Ted's Bogus Sci-Fi Adventure: The Matrix

I find it very hard to see Keanu Reeves and not think of the Bill and Ted movies. I don't think Keanu can either. Whenever he delivers a line, you sit there waiting for him to add a 'dude' to the end of it. At one point in The Matrix, Keanu very nearly does. Upon seeing Lawrence Fishburne jump from one sky-scraper to another he says "Woah," and then only just stops himself from adding the epithet.

It's not this that stops you taking him seriously. Well, okay it is. But it is also the fact that he does like his thrillers silly. Speed was hokum, but very well done hokum. The Matrix is hokum, and would be called a triumph for video techniques over content, except that it is not a triumph. I was expecting silly, but stylish and enjoyable sci-fi in the mode of The Fifth Element, but although The Matrix had some style imposed on it, and there were elements that were enjoyable, there weren’t nearly so many as five.

It’s not just his films that are not so good. Keanu has his own band, and I was privileged to hear them live just over a week ago from the luxury of my tent. They aren’t very good. All I could think was, I’d much rather be listening to Bill and Ted’s band, Wild Stallions. They weren’t much good, but they were entertainingly bad. Anyway, that’s an aside.

The central idea of The Matrix is a sturdy old sci-fi reliable, that is common in books and in the imaginations of paranoid teenagers, but that rarely gets seen on the big screen. Life as we are experiencing it is not really life at all, but a computer-generated illusion fed into our brains by computers bent on world domination. Or in this case, who have already achieved it.

Keanu is selected and woken up into the real world. The transfer from artificial world to real world (and vice versa) has to be via a telephone line. At both ends. In other words, telephone lines in the artificial world are more than a computer-generated concept, but are physically or mysteriously or even magically connected to those in the real world. I should not really analyse it, but it's the kind of superficial logic you would ignore if it weren’t for the films pretensions.

In the real world, Keanu is seen as 'The One.' A saviour figure who can rescue us all in the computer-generated recreation of the world circa 1999. A Jesus in the machine. Sound like hokum, yet? He can save us because he can bend the rules in a way the computers who built and run the network can't. I never really saw how something the machines created not be subtly adapted to suit their needs. They already broke some rules when it suited them, why not others? It seemed the kind of bad planning machines wouldn’t do, but humans would.

(Stored data)
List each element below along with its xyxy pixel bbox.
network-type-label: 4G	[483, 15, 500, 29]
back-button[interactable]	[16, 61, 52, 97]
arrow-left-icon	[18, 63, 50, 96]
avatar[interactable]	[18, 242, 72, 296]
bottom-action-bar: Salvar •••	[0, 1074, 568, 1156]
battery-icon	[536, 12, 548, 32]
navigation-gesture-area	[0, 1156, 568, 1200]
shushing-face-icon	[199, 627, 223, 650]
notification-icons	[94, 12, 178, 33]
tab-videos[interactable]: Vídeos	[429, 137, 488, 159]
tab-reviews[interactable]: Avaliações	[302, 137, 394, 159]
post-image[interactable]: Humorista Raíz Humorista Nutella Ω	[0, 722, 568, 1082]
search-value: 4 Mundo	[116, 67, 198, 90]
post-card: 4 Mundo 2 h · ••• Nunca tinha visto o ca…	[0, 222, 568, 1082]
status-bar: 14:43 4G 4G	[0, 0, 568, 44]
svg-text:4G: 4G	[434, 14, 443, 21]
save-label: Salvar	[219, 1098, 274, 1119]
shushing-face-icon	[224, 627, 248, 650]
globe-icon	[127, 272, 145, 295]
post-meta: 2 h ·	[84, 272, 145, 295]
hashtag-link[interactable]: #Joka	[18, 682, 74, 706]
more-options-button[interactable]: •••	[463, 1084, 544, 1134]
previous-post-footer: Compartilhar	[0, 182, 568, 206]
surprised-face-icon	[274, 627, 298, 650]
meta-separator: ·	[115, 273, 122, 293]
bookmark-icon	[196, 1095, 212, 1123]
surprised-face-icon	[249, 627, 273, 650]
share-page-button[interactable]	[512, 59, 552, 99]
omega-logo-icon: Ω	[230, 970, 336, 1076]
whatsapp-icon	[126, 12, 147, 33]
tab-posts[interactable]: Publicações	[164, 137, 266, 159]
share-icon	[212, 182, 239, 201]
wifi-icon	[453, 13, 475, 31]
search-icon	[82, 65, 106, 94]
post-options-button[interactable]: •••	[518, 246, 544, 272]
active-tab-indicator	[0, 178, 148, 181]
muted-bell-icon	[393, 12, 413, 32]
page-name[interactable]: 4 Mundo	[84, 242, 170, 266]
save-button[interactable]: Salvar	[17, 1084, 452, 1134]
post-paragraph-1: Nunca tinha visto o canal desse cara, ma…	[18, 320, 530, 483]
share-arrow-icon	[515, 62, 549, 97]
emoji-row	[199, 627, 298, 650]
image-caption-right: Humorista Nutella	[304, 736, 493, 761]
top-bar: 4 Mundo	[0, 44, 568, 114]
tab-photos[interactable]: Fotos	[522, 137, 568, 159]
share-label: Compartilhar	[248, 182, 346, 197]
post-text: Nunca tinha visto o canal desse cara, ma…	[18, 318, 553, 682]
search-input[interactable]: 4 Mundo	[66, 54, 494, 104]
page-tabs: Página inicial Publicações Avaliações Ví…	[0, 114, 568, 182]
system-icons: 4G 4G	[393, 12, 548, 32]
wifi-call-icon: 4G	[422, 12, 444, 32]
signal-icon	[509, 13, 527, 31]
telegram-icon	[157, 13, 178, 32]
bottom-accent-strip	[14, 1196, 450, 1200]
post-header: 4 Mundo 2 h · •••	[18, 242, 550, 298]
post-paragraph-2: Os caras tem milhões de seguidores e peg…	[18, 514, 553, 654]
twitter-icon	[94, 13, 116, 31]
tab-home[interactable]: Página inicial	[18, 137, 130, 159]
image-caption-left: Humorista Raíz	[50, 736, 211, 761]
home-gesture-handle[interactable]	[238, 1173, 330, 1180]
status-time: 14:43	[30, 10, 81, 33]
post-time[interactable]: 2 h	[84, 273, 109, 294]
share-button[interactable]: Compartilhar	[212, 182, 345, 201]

_Job_
Pick up the review of The Matrix after its last sentence and keep writing it. The stored data has nothing to do with what is asked here.

_Answer to this exercise_
If a film is going to make you question things, then it should a) answer most of the questions it raises about it’s own world, b) ask you questions about yours. In the first category there are many unanswered questions. In the second there are two questions that you ask yourself: 1) Is life really just a figment of our imagination in the way the film suggests or another? (A question I used to ask myself when watching Carry On… films.) 2) If it is, does it really matter given that as portrayed in the film, what we see as life, is actually pretty darn good compared with the real world which is all, about living in a dark, dank, cramped hovership with a bunch of geeks and hiding from killer androids? It doesn't take you long to realise the central idea is only there to serve some state of the art video techniques.

These same video techniques have already seen the light of day, to brilliant effect, in a Schmirnoff advert. And what's more they worked better in the advert because in it they were justified by the plot, or at least the cuts. In The Matrix they serve solely to stylise it. And after a while, you found yourself going, "yeah, yeah, a slow motion camera twist as the guy flies through the air, what about some conflict other than the obvious (a) fighting and (b) "Oh, my god, one of them is a traitor. Who'd have thought it in a film like this." Actually, the most original thing in this film is that you know that the traitor is going to be as such the moment you lay eyes on him. The Matrix isn't about shock plot twists.

It is not a bad film. It's diverting. If you got rid of the attempt at clever sci-fi and just had lots of super-human fighting, it would, ironically, be a much better film. There are one or two really good bits. There's a helicopter set-piece that is pretty darn spectacular. But I'd say, wait for it on 'Hollywood's Greatest Stunts' or, rather, 'Hollywood's Greatest Video Effects.'

The best characters are the Computer's Sentinel programs, who appear as Men in Black. They dress identically, but the computer has made their faces different for some reason. The character of their leader is great, whilst still being essentially a robot. Yes, it's sad to say Keanu was out-acted by an android, but so he was in the second Bill and Ted film.

So who does the film appeal to? Well Spods for one. The central message of The Matrix is this: as the world as we know it is not real, so neither are the names people use in it. Therefore the names people use on the Internet, through which our Keanu discovers the existence of the real world, are actually our names in this real world. Thus, in the real world, 25 percent of us are named after characters from fiction written in the artificial world. The film’s pre-climax line says it all, "Call me Bilbo!"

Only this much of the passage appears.